| Instruction |
Your task is to repeat the listing exactly.

| Working data |
"""

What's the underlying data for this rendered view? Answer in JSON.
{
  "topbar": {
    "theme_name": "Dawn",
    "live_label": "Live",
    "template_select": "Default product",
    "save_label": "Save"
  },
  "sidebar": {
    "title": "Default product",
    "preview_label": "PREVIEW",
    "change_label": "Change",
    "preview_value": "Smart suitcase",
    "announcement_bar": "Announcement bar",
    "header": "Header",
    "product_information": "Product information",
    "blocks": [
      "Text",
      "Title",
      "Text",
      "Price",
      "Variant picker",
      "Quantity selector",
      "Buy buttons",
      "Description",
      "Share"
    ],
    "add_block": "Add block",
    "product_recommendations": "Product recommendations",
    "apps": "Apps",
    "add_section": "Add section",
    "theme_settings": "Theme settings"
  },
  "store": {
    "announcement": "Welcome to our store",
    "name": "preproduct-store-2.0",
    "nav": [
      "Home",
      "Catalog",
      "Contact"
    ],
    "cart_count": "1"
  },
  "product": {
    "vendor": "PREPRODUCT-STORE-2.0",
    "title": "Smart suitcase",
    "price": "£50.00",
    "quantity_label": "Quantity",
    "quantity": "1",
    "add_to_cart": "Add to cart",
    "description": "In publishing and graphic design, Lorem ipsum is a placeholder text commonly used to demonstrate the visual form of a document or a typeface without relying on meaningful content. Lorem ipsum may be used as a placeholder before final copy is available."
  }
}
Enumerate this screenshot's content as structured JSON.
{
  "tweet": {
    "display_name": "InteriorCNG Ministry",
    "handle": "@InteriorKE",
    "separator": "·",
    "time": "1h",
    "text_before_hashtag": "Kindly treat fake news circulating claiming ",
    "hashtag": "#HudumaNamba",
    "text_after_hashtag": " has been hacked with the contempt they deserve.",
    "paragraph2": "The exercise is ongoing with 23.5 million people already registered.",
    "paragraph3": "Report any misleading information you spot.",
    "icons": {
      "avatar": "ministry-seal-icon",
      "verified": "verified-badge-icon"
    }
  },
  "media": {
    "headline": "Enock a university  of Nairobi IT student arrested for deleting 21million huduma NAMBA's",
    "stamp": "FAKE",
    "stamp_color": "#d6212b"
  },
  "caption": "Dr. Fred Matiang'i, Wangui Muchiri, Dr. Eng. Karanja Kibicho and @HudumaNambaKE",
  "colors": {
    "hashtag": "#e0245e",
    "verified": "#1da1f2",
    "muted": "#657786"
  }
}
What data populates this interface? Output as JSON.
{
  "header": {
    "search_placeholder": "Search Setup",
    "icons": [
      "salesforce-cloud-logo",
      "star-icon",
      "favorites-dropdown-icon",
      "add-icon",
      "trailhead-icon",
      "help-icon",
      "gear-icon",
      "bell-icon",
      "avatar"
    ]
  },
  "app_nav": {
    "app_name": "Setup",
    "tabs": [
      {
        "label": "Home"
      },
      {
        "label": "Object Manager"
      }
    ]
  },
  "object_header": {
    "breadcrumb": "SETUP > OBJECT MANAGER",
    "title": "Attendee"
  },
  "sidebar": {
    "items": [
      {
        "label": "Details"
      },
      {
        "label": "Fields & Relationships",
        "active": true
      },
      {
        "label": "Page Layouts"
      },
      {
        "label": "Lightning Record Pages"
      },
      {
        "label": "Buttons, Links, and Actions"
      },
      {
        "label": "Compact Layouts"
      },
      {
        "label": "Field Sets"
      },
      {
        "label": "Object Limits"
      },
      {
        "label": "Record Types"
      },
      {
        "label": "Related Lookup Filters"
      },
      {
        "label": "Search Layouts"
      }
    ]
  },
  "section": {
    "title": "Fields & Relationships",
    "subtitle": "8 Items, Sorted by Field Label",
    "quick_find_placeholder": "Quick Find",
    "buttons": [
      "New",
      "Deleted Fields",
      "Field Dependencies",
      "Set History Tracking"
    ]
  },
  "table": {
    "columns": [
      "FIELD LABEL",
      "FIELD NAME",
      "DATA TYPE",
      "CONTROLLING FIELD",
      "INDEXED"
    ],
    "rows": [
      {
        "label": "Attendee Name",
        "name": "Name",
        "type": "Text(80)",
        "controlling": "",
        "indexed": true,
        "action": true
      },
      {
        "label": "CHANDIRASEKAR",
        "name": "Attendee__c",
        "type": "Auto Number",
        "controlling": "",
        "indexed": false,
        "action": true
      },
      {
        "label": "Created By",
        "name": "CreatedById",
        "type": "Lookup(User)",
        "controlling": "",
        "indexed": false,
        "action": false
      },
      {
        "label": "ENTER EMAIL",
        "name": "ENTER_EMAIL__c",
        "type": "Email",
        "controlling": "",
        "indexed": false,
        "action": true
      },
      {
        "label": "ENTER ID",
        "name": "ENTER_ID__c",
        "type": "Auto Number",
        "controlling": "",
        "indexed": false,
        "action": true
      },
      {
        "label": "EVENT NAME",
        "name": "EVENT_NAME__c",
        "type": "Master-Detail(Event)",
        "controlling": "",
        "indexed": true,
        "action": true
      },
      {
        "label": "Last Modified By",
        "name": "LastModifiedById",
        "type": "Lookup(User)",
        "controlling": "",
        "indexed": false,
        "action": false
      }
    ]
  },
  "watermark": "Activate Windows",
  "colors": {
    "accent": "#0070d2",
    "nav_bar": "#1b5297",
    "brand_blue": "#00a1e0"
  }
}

"""

| Result |
What's the underlying data for this rendered view? Answer in JSON.
{
  "topbar": {
    "theme_name": "Dawn",
    "live_label": "Live",
    "template_select": "Default product",
    "save_label": "Save"
  },
  "sidebar": {
    "title": "Default product",
    "preview_label": "PREVIEW",
    "change_label": "Change",
    "preview_value": "Smart suitcase",
    "announcement_bar": "Announcement bar",
    "header": "Header",
    "product_information": "Product information",
    "blocks": [
      "Text",
      "Title",
      "Text",
      "Price",
      "Variant picker",
      "Quantity selector",
      "Buy buttons",
      "Description",
      "Share"
    ],
    "add_block": "Add block",
    "product_recommendations": "Product recommendations",
    "apps": "Apps",
    "add_section": "Add section",
    "theme_settings": "Theme settings"
  },
  "store": {
    "announcement": "Welcome to our store",
    "name": "preproduct-store-2.0",
    "nav": [
      "Home",
      "Catalog",
      "Contact"
    ],
    "cart_count": "1"
  },
  "product": {
    "vendor": "PREPRODUCT-STORE-2.0",
    "title": "Smart suitcase",
    "price": "£50.00",
    "quantity_label": "Quantity",
    "quantity": "1",
    "add_to_cart": "Add to cart",
    "description": "In publishing and graphic design, Lorem ipsum is a placeholder text commonly used to demonstrate the visual form of a document or a typeface without relying on meaningful content. Lorem ipsum may be used as a placeholder before final copy is available."
  }
}
Enumerate this screenshot's content as structured JSON.
{
  "tweet": {
    "display_name": "InteriorCNG Ministry",
    "handle": "@InteriorKE",
    "separator": "·",
    "time": "1h",
    "text_before_hashtag": "Kindly treat fake news circulating claiming ",
    "hashtag": "#HudumaNamba",
    "text_after_hashtag": " has been hacked with the contempt they deserve.",
    "paragraph2": "The exercise is ongoing with 23.5 million people already registered.",
    "paragraph3": "Report any misleading information you spot.",
    "icons": {
      "avatar": "ministry-seal-icon",
      "verified": "verified-badge-icon"
    }
  },
  "media": {
    "headline": "Enock a university  of Nairobi IT student arrested for deleting 21million huduma NAMBA's",
    "stamp": "FAKE",
    "stamp_color": "#d6212b"
  },
  "caption": "Dr. Fred Matiang'i, Wangui Muchiri, Dr. Eng. Karanja Kibicho and @HudumaNambaKE",
  "colors": {
    "hashtag": "#e0245e",
    "verified": "#1da1f2",
    "muted": "#657786"
  }
}
What data populates this interface? Output as JSON.
{
  "header": {
    "search_placeholder": "Search Setup",
    "icons": [
      "salesforce-cloud-logo",
      "star-icon",
      "favorites-dropdown-icon",
      "add-icon",
      "trailhead-icon",
      "help-icon",
      "gear-icon",
      "bell-icon",
      "avatar"
    ]
  },
  "app_nav": {
    "app_name": "Setup",
    "tabs": [
      {
        "label": "Home"
      },
      {
        "label": "Object Manager"
      }
    ]
  },
  "object_header": {
    "breadcrumb": "SETUP > OBJECT MANAGER",
    "title": "Attendee"
  },
  "sidebar": {
    "items": [
      {
        "label": "Details"
      },
      {
        "label": "Fields & Relationships",
        "active": true
      },
      {
        "label": "Page Layouts"
      },
      {
        "label": "Lightning Record Pages"
      },
      {
        "label": "Buttons, Links, and Actions"
      },
      {
        "label": "Compact Layouts"
      },
      {
        "label": "Field Sets"
      },
      {
        "label": "Object Limits"
      },
      {
        "label": "Record Types"
      },
      {
        "label": "Related Lookup Filters"
      },
      {
        "label": "Search Layouts"
      }
    ]
  },
  "section": {
    "title": "Fields & Relationships",
    "subtitle": "8 Items, Sorted by Field Label",
    "quick_find_placeholder": "Quick Find",
    "buttons": [
      "New",
      "Deleted Fields",
      "Field Dependencies",
      "Set History Tracking"
    ]
  },
  "table": {
    "columns": [
      "FIELD LABEL",
      "FIELD NAME",
      "DATA TYPE",
      "CONTROLLING FIELD",
      "INDEXED"
    ],
    "rows": [
      {
        "label": "Attendee Name",
        "name": "Name",
        "type": "Text(80)",
        "controlling": "",
        "indexed": true,
        "action": true
      },
      {
        "label": "CHANDIRASEKAR",
        "name": "Attendee__c",
        "type": "Auto Number",
        "controlling": "",
        "indexed": false,
        "action": true
      },
      {
        "label": "Created By",
        "name": "CreatedById",
        "type": "Lookup(User)",
        "controlling": "",
        "indexed": false,
        "action": false
      },
      {
        "label": "ENTER EMAIL",
        "name": "ENTER_EMAIL__c",
        "type": "Email",
        "controlling": "",
        "indexed": false,
        "action": true
      },
      {
        "label": "ENTER ID",
        "name": "ENTER_ID__c",
        "type": "Auto Number",
        "controlling": "",
        "indexed": false,
        "action": true
      },
      {
        "label": "EVENT NAME",
        "name": "EVENT_NAME__c",
        "type": "Master-Detail(Event)",
        "controlling": "",
        "indexed": true,
        "action": true
      },
      {
        "label": "Last Modified By",
        "name": "LastModifiedById",
        "type": "Lookup(User)",
        "controlling": "",
        "indexed": false,
        "action": false
      }
    ]
  },
  "watermark": "Activate Windows",
  "colors": {
    "accent": "#0070d2",
    "nav_bar": "#1b5297",
    "brand_blue": "#00a1e0"
  }
}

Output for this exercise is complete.